"""
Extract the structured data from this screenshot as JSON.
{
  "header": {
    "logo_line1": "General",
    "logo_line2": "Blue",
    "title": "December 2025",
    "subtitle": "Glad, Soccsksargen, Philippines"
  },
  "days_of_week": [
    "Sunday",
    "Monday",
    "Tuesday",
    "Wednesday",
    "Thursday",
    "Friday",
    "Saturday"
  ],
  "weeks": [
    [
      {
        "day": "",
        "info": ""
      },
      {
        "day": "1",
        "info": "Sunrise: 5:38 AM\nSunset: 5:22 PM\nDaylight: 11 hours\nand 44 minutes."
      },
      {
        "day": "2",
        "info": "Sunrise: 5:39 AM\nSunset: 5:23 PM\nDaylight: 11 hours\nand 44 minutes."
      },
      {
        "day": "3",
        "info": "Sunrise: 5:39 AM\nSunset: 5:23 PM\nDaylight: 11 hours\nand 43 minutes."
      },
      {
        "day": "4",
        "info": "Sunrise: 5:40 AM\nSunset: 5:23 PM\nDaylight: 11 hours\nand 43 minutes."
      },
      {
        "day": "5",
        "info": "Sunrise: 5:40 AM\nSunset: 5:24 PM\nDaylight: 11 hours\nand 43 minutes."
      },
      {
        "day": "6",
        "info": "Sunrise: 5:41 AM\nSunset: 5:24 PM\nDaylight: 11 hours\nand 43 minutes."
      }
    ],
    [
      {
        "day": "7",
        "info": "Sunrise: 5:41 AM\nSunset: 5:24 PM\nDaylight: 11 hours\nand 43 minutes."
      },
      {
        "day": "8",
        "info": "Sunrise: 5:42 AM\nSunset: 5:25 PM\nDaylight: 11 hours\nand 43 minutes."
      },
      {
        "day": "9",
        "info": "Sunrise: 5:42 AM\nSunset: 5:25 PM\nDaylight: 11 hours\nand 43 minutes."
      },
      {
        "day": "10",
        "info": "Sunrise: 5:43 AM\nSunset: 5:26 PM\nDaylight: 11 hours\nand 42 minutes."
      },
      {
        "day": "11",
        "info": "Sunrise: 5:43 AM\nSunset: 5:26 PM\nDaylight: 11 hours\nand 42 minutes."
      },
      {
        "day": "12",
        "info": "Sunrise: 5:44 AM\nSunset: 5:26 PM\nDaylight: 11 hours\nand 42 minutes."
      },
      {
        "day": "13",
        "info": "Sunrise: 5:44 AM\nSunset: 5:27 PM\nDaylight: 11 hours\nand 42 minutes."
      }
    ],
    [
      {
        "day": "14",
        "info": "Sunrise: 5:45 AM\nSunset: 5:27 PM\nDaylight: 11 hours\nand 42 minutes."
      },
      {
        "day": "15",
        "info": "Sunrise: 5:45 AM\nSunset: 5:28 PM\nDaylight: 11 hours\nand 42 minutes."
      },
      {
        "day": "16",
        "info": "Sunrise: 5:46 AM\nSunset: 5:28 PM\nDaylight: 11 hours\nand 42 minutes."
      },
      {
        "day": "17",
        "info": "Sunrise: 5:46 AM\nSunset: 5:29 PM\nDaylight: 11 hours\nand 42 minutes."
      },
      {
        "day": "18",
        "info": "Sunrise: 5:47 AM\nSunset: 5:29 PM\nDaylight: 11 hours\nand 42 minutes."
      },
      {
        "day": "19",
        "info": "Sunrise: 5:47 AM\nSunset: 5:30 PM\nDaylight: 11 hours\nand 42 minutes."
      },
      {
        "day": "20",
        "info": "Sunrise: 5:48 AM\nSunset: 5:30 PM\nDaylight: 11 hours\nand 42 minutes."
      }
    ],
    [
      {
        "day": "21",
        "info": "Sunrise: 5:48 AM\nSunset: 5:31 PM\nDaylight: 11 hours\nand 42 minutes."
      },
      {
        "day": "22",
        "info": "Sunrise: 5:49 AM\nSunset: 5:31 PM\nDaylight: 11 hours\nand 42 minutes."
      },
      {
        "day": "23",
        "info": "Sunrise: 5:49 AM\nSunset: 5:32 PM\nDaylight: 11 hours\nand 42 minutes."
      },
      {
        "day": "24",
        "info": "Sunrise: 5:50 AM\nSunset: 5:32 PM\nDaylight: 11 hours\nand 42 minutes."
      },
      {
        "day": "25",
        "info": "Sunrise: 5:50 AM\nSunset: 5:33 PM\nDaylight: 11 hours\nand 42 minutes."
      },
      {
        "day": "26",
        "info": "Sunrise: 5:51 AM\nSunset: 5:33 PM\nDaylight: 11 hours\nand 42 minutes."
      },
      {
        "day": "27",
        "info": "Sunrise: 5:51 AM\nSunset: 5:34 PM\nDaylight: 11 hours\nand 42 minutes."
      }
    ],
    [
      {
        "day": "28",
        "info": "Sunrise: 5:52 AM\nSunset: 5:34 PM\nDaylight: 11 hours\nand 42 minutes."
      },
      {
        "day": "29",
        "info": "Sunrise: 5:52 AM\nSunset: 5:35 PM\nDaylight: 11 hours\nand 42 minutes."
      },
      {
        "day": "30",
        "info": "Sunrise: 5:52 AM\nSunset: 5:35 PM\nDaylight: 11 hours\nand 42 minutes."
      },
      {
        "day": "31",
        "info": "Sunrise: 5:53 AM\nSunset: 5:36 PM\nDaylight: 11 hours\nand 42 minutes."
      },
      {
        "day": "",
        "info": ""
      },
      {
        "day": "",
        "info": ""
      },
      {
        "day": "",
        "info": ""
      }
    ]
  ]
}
"""
(Stated task): Retype all of the entries precisely as they are.

(Solution to the exercise):
Extract the structured data from this screenshot as JSON.
{
  "header": {
    "logo_line1": "General",
    "logo_line2": "Blue",
    "title": "December 2025",
    "subtitle": "Glad, Soccsksargen, Philippines"
  },
  "days_of_week": [
    "Sunday",
    "Monday",
    "Tuesday",
    "Wednesday",
    "Thursday",
    "Friday",
    "Saturday"
  ],
  "weeks": [
    [
      {
        "day": "",
        "info": ""
      },
      {
        "day": "1",
        "info": "Sunrise: 5:38 AM\nSunset: 5:22 PM\nDaylight: 11 hours\nand 44 minutes."
      },
      {
        "day": "2",
        "info": "Sunrise: 5:39 AM\nSunset: 5:23 PM\nDaylight: 11 hours\nand 44 minutes."
      },
      {
        "day": "3",
        "info": "Sunrise: 5:39 AM\nSunset: 5:23 PM\nDaylight: 11 hours\nand 43 minutes."
      },
      {
        "day": "4",
        "info": "Sunrise: 5:40 AM\nSunset: 5:23 PM\nDaylight: 11 hours\nand 43 minutes."
      },
      {
        "day": "5",
        "info": "Sunrise: 5:40 AM\nSunset: 5:24 PM\nDaylight: 11 hours\nand 43 minutes."
      },
      {
        "day": "6",
        "info": "Sunrise: 5:41 AM\nSunset: 5:24 PM\nDaylight: 11 hours\nand 43 minutes."
      }
    ],
    [
      {
        "day": "7",
        "info": "Sunrise: 5:41 AM\nSunset: 5:24 PM\nDaylight: 11 hours\nand 43 minutes."
      },
      {
        "day": "8",
        "info": "Sunrise: 5:42 AM\nSunset: 5:25 PM\nDaylight: 11 hours\nand 43 minutes."
      },
      {
        "day": "9",
        "info": "Sunrise: 5:42 AM\nSunset: 5:25 PM\nDaylight: 11 hours\nand 43 minutes."
      },
      {
        "day": "10",
        "info": "Sunrise: 5:43 AM\nSunset: 5:26 PM\nDaylight: 11 hours\nand 42 minutes."
      },
      {
        "day": "11",
        "info": "Sunrise: 5:43 AM\nSunset: 5:26 PM\nDaylight: 11 hours\nand 42 minutes."
      },
      {
        "day": "12",
        "info": "Sunrise: 5:44 AM\nSunset: 5:26 PM\nDaylight: 11 hours\nand 42 minutes."
      },
      {
        "day": "13",
        "info": "Sunrise: 5:44 AM\nSunset: 5:27 PM\nDaylight: 11 hours\nand 42 minutes."
      }
    ],
    [
      {
        "day": "14",
        "info": "Sunrise: 5:45 AM\nSunset: 5:27 PM\nDaylight: 11 hours\nand 42 minutes."
      },
      {
        "day": "15",
        "info": "Sunrise: 5:45 AM\nSunset: 5:28 PM\nDaylight: 11 hours\nand 42 minutes."
      },
      {
        "day": "16",
        "info": "Sunrise: 5:46 AM\nSunset: 5:28 PM\nDaylight: 11 hours\nand 42 minutes."
      },
      {
        "day": "17",
        "info": "Sunrise: 5:46 AM\nSunset: 5:29 PM\nDaylight: 11 hours\nand 42 minutes."
      },
      {
        "day": "18",
        "info": "Sunrise: 5:47 AM\nSunset: 5:29 PM\nDaylight: 11 hours\nand 42 minutes."
      },
      {
        "day": "19",
        "info": "Sunrise: 5:47 AM\nSunset: 5:30 PM\nDaylight: 11 hours\nand 42 minutes."
      },
      {
        "day": "20",
        "info": "Sunrise: 5:48 AM\nSunset: 5:30 PM\nDaylight: 11 hours\nand 42 minutes."
      }
    ],
    [
      {
        "day": "21",
        "info": "Sunrise: 5:48 AM\nSunset: 5:31 PM\nDaylight: 11 hours\nand 42 minutes."
      },
      {
        "day": "22",
        "info": "Sunrise: 5:49 AM\nSunset: 5:31 PM\nDaylight: 11 hours\nand 42 minutes."
      },
      {
        "day": "23",
        "info": "Sunrise: 5:49 AM\nSunset: 5:32 PM\nDaylight: 11 hours\nand 42 minutes."
      },
      {
        "day": "24",
        "info": "Sunrise: 5:50 AM\nSunset: 5:32 PM\nDaylight: 11 hours\nand 42 minutes."
      },
      {
        "day": "25",
        "info": "Sunrise: 5:50 AM\nSunset: 5:33 PM\nDaylight: 11 hours\nand 42 minutes."
      },
      {
        "day": "26",
        "info": "Sunrise: 5:51 AM\nSunset: 5:33 PM\nDaylight: 11 hours\nand 42 minutes."
      },
      {
        "day": "27",
        "info": "Sunrise: 5:51 AM\nSunset: 5:34 PM\nDaylight: 11 hours\nand 42 minutes."
      }
    ],
    [
      {
        "day": "28",
        "info": "Sunrise: 5:52 AM\nSunset: 5:34 PM\nDaylight: 11 hours\nand 42 minutes."
      },
      {
        "day": "29",
        "info": "Sunrise: 5:52 AM\nSunset: 5:35 PM\nDaylight: 11 hours\nand 42 minutes."
      },
      {
        "day": "30",
        "info": "Sunrise: 5:52 AM\nSunset: 5:35 PM\nDaylight: 11 hours\nand 42 minutes."
      },
      {
        "day": "31",
        "info": "Sunrise: 5:53 AM\nSunset: 5:36 PM\nDaylight: 11 hours\nand 42 minutes."
      },
      {
        "day": "",
        "info": ""
      },
      {
        "day": "",
        "info": ""
      },
      {
        "day": "",
        "info": ""
      }
    ]
  ]
}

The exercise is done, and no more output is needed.